WORK REQUIRED
Using the data below, copy each line that includes the word "的整體性綜合指標".
=======
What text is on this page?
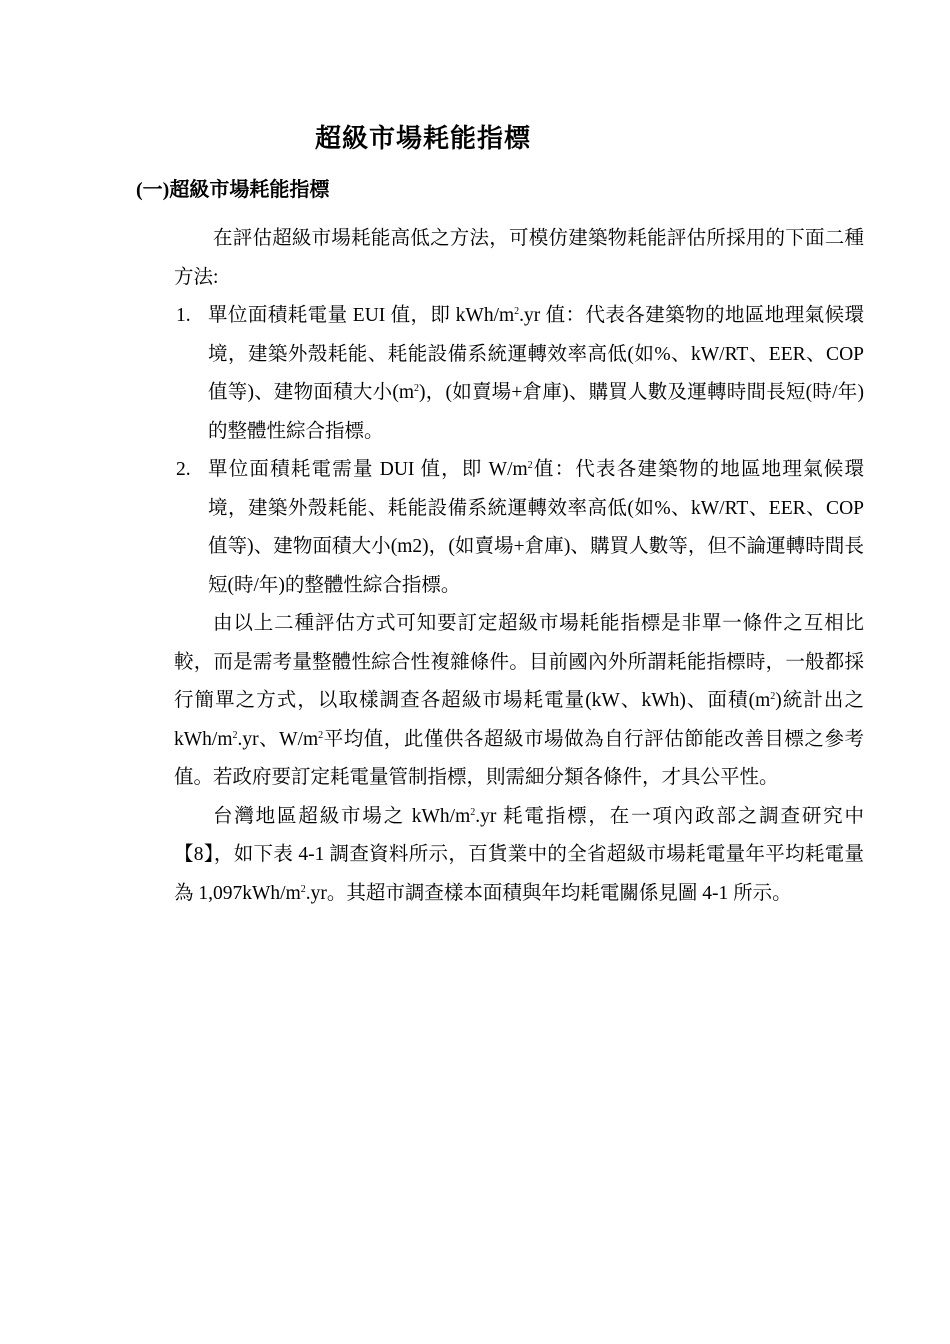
超級市場耗能指標
(一)超級市場耗能指標

在評估超級市場耗能高低之方法，可模仿建築物耗能評估所採用的下面二種方法:

1. 單位面積耗電量 EUI 值，即 kWh/$m^2.yr$ 值：代表各建築物的地區地理氣候環境，建築外殼耗能、耗能設備系統運轉效率高低(如%、kW/RT、EER、COP 值等)、建物面積大小$(m^2)$，(如賣場+倉庫)、購買人數及運轉時間長短(時/年)的整體性綜合指標。
2. 單位面積耗電需量 DUI 值，即 $W/m^2$值：代表各建築物的地區地理氣候環境，建築外殼耗能、耗能設備系統運轉效率高低(如%、kW/RT、EER、COP 值等)、建物面積大小(m2)，(如賣場+倉庫)、購買人數等，但不論運轉時間長短(時/年)的整體性綜合指標。

由以上二種評估方式可知要訂定超級市場耗能指標是非單一條件之互相比較，而是需考量整體性綜合性複雜條件。目前國內外所謂耗能指標時，一般都採行簡單之方式，以取樣調查各超級市場耗電量(kW、kWh)、面積$(m^2)$統計出之 kWh/$m^2.yr$、$W/m^2$平均值，此僅供各超級市場做為自行評估節能改善目標之參考值。若政府要訂定耗電量管制指標，則需細分類各條件，才具公平性。

台灣地區超級市場之 kWh/$m^2.yr$ 耗電指標，在一項內政部之調查研究中【8】，如下表 4-1 調查資料所示，百貨業中的全省超級市場耗電量年平均耗電量為 $1,097kWh/m^2.yr$。其超市調查樣本面積與年均耗電關係見圖 4-1 所示。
=======
CORRECT RESULT
1. 單位面積耗電量 EUI 值，即 kWh/$m^2.yr$ 值：代表各建築物的地區地理氣候環境，建築外殼耗能、耗能設備系統運轉效率高低(如%、kW/RT、EER、COP 值等)、建物面積大小$(m^2)$，(如賣場+倉庫)、購買人數及運轉時間長短(時/年)的整體性綜合指標。
2. 單位面積耗電需量 DUI 值，即 $W/m^2$值：代表各建築物的地區地理氣候環境，建築外殼耗能、耗能設備系統運轉效率高低(如%、kW/RT、EER、COP 值等)、建物面積大小(m2)，(如賣場+倉庫)、購買人數等，但不論運轉時間長短(時/年)的整體性綜合指標。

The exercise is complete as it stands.